[Excerpts from a figure dataset]
───
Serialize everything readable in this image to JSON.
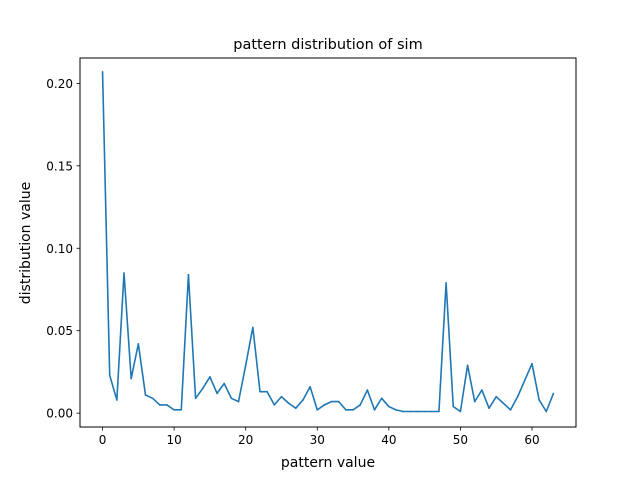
{
  "chart_data": {
    "type": "line",
    "title": "pattern distribution of sim",
    "xlabel": "pattern value",
    "ylabel": "distribution value",
    "xlim": [
      -3.15,
      66.15
    ],
    "ylim": [
      -0.0084,
      0.2154
    ],
    "x_ticks": [
      0,
      10,
      20,
      30,
      40,
      50,
      60
    ],
    "y_ticks": [
      0.0,
      0.05,
      0.1,
      0.15,
      0.2
    ],
    "y_tick_labels": [
      "0.00",
      "0.05",
      "0.10",
      "0.15",
      "0.20"
    ],
    "grid": false,
    "series": [
      {
        "color": "#1f77b4",
        "x": [
          0,
          1,
          2,
          3,
          4,
          5,
          6,
          7,
          8,
          9,
          10,
          11,
          12,
          13,
          14,
          15,
          16,
          17,
          18,
          19,
          20,
          21,
          22,
          23,
          24,
          25,
          26,
          27,
          28,
          29,
          30,
          31,
          32,
          33,
          34,
          35,
          36,
          37,
          38,
          39,
          40,
          41,
          42,
          43,
          44,
          45,
          46,
          47,
          48,
          49,
          50,
          51,
          52,
          53,
          54,
          55,
          56,
          57,
          58,
          59,
          60,
          61,
          62,
          63
        ],
        "values": [
          0.207,
          0.023,
          0.008,
          0.085,
          0.021,
          0.042,
          0.011,
          0.009,
          0.005,
          0.005,
          0.002,
          0.002,
          0.084,
          0.009,
          0.015,
          0.022,
          0.012,
          0.018,
          0.009,
          0.007,
          0.029,
          0.052,
          0.013,
          0.013,
          0.005,
          0.01,
          0.006,
          0.003,
          0.008,
          0.016,
          0.002,
          0.005,
          0.007,
          0.007,
          0.002,
          0.002,
          0.005,
          0.014,
          0.002,
          0.009,
          0.004,
          0.002,
          0.001,
          0.001,
          0.001,
          0.001,
          0.001,
          0.001,
          0.079,
          0.004,
          0.001,
          0.029,
          0.007,
          0.014,
          0.003,
          0.01,
          0.006,
          0.002,
          0.01,
          0.02,
          0.03,
          0.008,
          0.001,
          0.012
        ]
      }
    ]
  }
}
───
* [Instruction] Repeat all the records above exactly, leaving out any pictures.

* [Exercise response]
Serialize everything readable in this image to JSON.
{
  "chart_data": {
    "type": "line",
    "title": "pattern distribution of sim",
    "xlabel": "pattern value",
    "ylabel": "distribution value",
    "xlim": [
      -3.15,
      66.15
    ],
    "ylim": [
      -0.0084,
      0.2154
    ],
    "x_ticks": [
      0,
      10,
      20,
      30,
      40,
      50,
      60
    ],
    "y_ticks": [
      0.0,
      0.05,
      0.1,
      0.15,
      0.2
    ],
    "y_tick_labels": [
      "0.00",
      "0.05",
      "0.10",
      "0.15",
      "0.20"
    ],
    "grid": false,
    "series": [
      {
        "color": "#1f77b4",
        "x": [
          0,
          1,
          2,
          3,
          4,
          5,
          6,
          7,
          8,
          9,
          10,
          11,
          12,
          13,
          14,
          15,
          16,
          17,
          18,
          19,
          20,
          21,
          22,
          23,
          24,
          25,
          26,
          27,
          28,
          29,
          30,
          31,
          32,
          33,
          34,
          35,
          36,
          37,
          38,
          39,
          40,
          41,
          42,
          43,
          44,
          45,
          46,
          47,
          48,
          49,
          50,
          51,
          52,
          53,
          54,
          55,
          56,
          57,
          58,
          59,
          60,
          61,
          62,
          63
        ],
        "values": [
          0.207,
          0.023,
          0.008,
          0.085,
          0.021,
          0.042,
          0.011,
          0.009,
          0.005,
          0.005,
          0.002,
          0.002,
          0.084,
          0.009,
          0.015,
          0.022,
          0.012,
          0.018,
          0.009,
          0.007,
          0.029,
          0.052,
          0.013,
          0.013,
          0.005,
          0.01,
          0.006,
          0.003,
          0.008,
          0.016,
          0.002,
          0.005,
          0.007,
          0.007,
          0.002,
          0.002,
          0.005,
          0.014,
          0.002,
          0.009,
          0.004,
          0.002,
          0.001,
          0.001,
          0.001,
          0.001,
          0.001,
          0.001,
          0.079,
          0.004,
          0.001,
          0.029,
          0.007,
          0.014,
          0.003,
          0.01,
          0.006,
          0.002,
          0.01,
          0.02,
          0.03,
          0.008,
          0.001,
          0.012
        ]
      }
    ]
  }
}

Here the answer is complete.